--- start PROVIDED RECORDS ---

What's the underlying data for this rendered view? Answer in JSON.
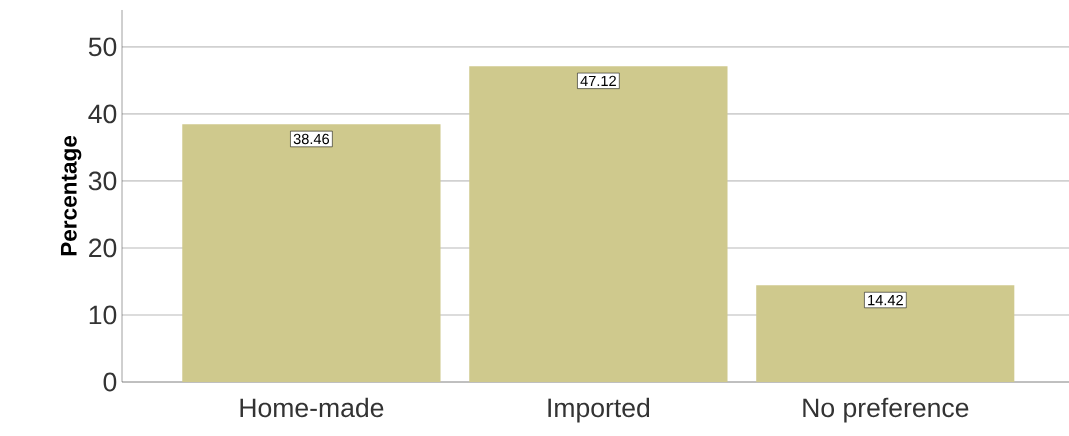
{
  "chart_data": {
    "type": "bar",
    "ylabel": "Percentage",
    "categories": [
      "Home-made",
      "Imported",
      "No preference"
    ],
    "values": [
      38.46,
      47.12,
      14.42
    ],
    "color": "#cfc98d",
    "ylim": [
      0,
      55.5
    ],
    "yticks": [
      0,
      10,
      20,
      30,
      40,
      50
    ],
    "grid": "y",
    "data_labels": true
  }
}
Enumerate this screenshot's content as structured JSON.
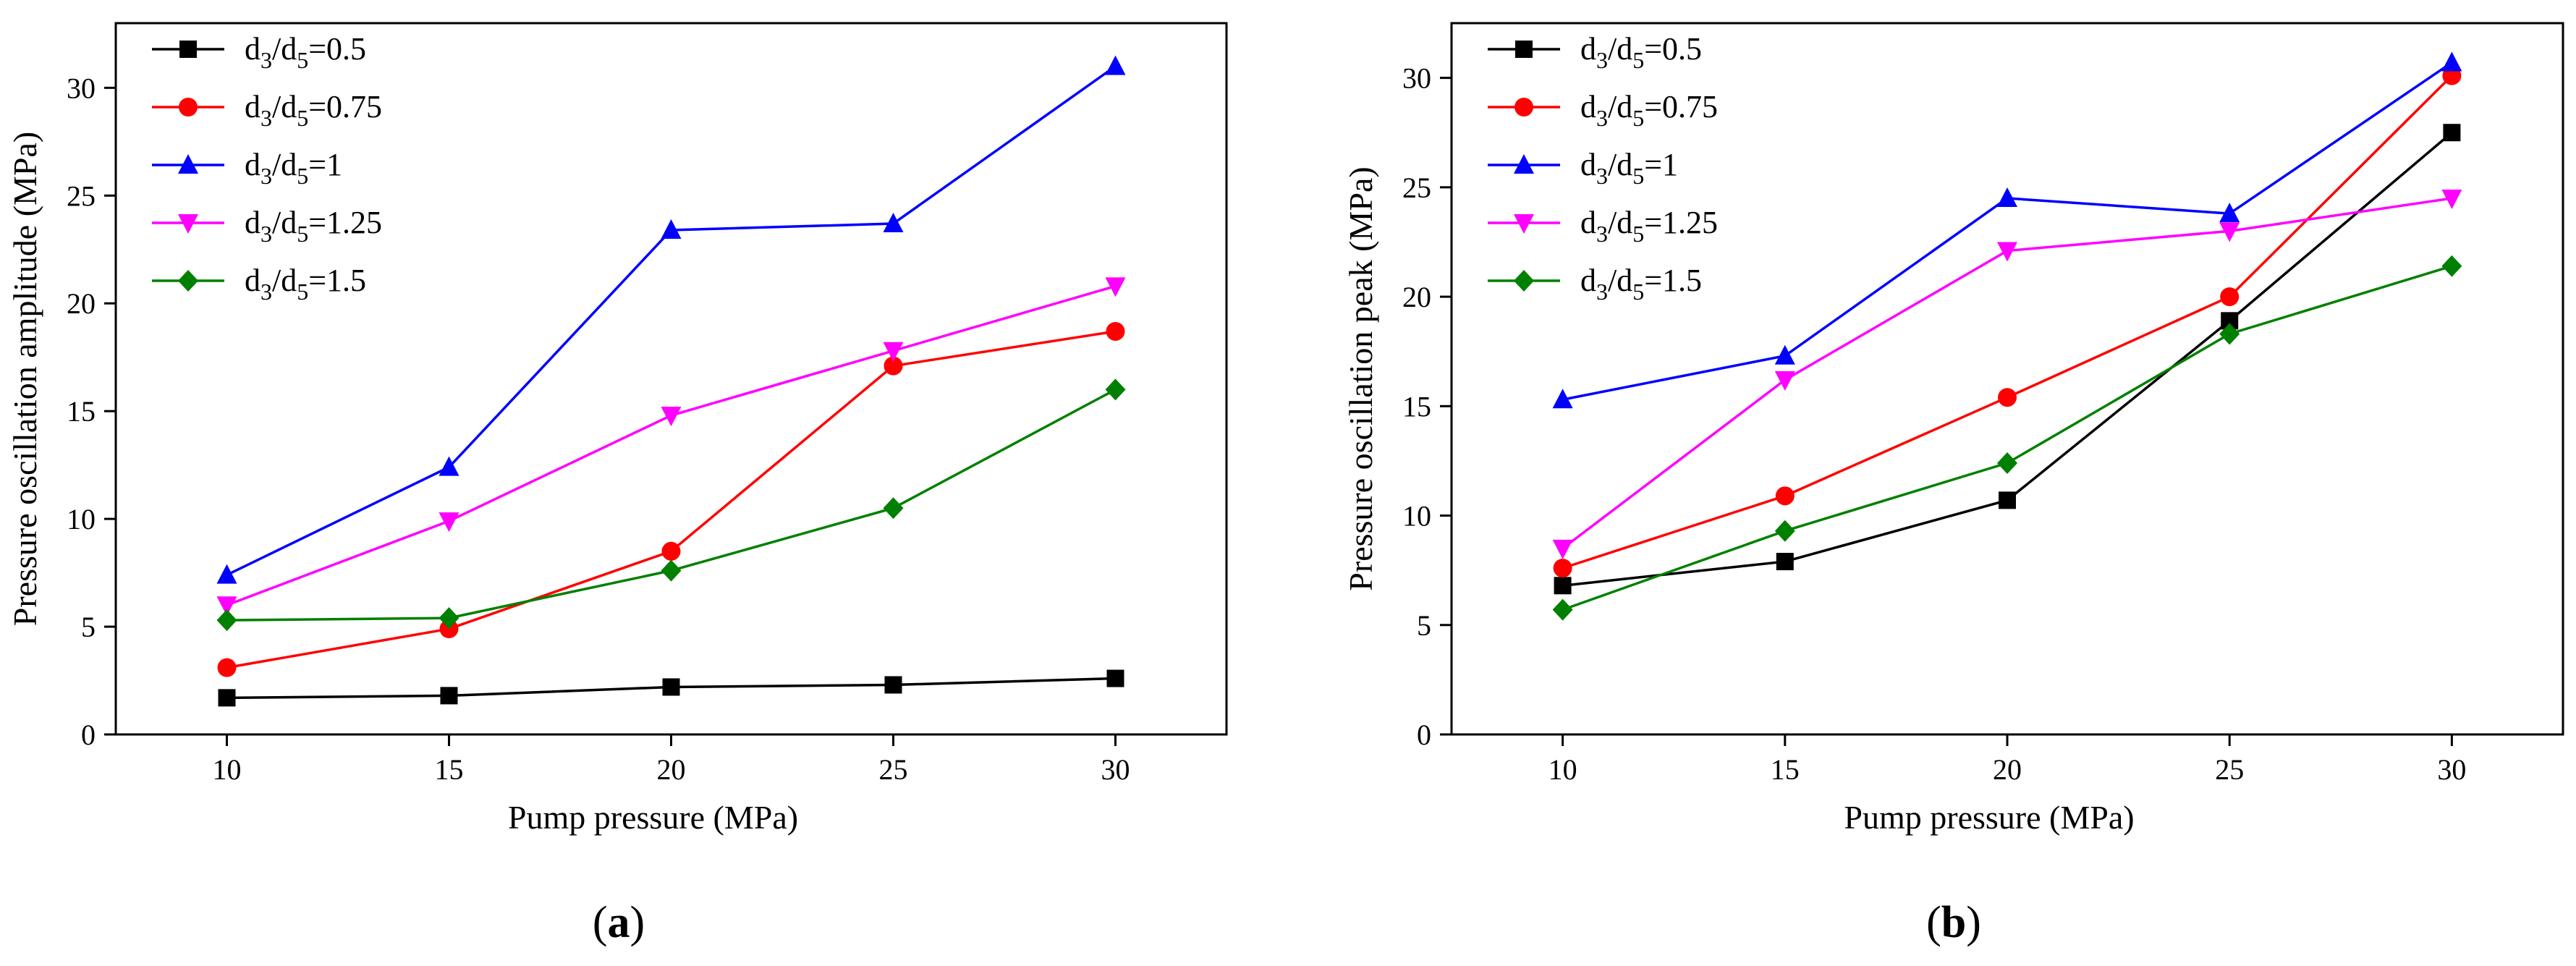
{
  "chart_data": [
    {
      "type": "line",
      "panel_label": "a",
      "title": "",
      "xlabel": "Pump pressure (MPa)",
      "ylabel": "Pressure  oscillation amplitude  (MPa)",
      "x": [
        10,
        15,
        20,
        25,
        30
      ],
      "xticks": [
        10,
        15,
        20,
        25,
        30
      ],
      "yticks": [
        0,
        5,
        10,
        15,
        20,
        25,
        30
      ],
      "xlim": [
        7.5,
        32.5
      ],
      "ylim": [
        0,
        33
      ],
      "legend_position": "top-left",
      "series": [
        {
          "name": "d3/d5=0.5",
          "ratio": "0.5",
          "color": "#000000",
          "marker": "square",
          "values": [
            1.7,
            1.8,
            2.2,
            2.3,
            2.6
          ]
        },
        {
          "name": "d3/d5=0.75",
          "ratio": "0.75",
          "color": "#ff0000",
          "marker": "circle",
          "values": [
            3.1,
            4.9,
            8.5,
            17.1,
            18.7
          ]
        },
        {
          "name": "d3/d5=1",
          "ratio": "1",
          "color": "#0000ff",
          "marker": "triangle-up",
          "values": [
            7.4,
            12.4,
            23.4,
            23.7,
            31.0
          ]
        },
        {
          "name": "d3/d5=1.25",
          "ratio": "1.25",
          "color": "#ff00ff",
          "marker": "triangle-down",
          "values": [
            6.0,
            9.9,
            14.8,
            17.8,
            20.8
          ]
        },
        {
          "name": "d3/d5=1.5",
          "ratio": "1.5",
          "color": "#008000",
          "marker": "diamond",
          "values": [
            5.3,
            5.4,
            7.6,
            10.5,
            16.0
          ]
        }
      ]
    },
    {
      "type": "line",
      "panel_label": "b",
      "title": "",
      "xlabel": "Pump pressure (MPa)",
      "ylabel": "Pressure  oscillation peak  (MPa)",
      "x": [
        10,
        15,
        20,
        25,
        30
      ],
      "xticks": [
        10,
        15,
        20,
        25,
        30
      ],
      "yticks": [
        0,
        5,
        10,
        15,
        20,
        25,
        30
      ],
      "xlim": [
        7.5,
        32.5
      ],
      "ylim": [
        0,
        32.5
      ],
      "legend_position": "top-left",
      "series": [
        {
          "name": "d3/d5=0.5",
          "ratio": "0.5",
          "color": "#000000",
          "marker": "square",
          "values": [
            6.8,
            7.9,
            10.7,
            18.9,
            27.5
          ]
        },
        {
          "name": "d3/d5=0.75",
          "ratio": "0.75",
          "color": "#ff0000",
          "marker": "circle",
          "values": [
            7.6,
            10.9,
            15.4,
            20.0,
            30.1
          ]
        },
        {
          "name": "d3/d5=1",
          "ratio": "1",
          "color": "#0000ff",
          "marker": "triangle-up",
          "values": [
            15.3,
            17.3,
            24.5,
            23.8,
            30.7
          ]
        },
        {
          "name": "d3/d5=1.25",
          "ratio": "1.25",
          "color": "#ff00ff",
          "marker": "triangle-down",
          "values": [
            8.5,
            16.2,
            22.1,
            23.0,
            24.5
          ]
        },
        {
          "name": "d3/d5=1.5",
          "ratio": "1.5",
          "color": "#008000",
          "marker": "diamond",
          "values": [
            5.7,
            9.3,
            12.4,
            18.3,
            21.4
          ]
        }
      ]
    }
  ],
  "legend_prefix": {
    "d1": "d",
    "s1": "3",
    "slash": "/d",
    "s2": "5",
    "eq": "="
  }
}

--- end PROVIDED RECORDS ---

*EXERCISE TASK*: Within the listing above, copy each line that has the string "ylabel".

*SOLUTION*:
    "ylabel": "Percentage",
      "ylabel": "Pressure  oscillation amplitude  (MPa)",
      "ylabel": "Pressure  oscillation peak  (MPa)",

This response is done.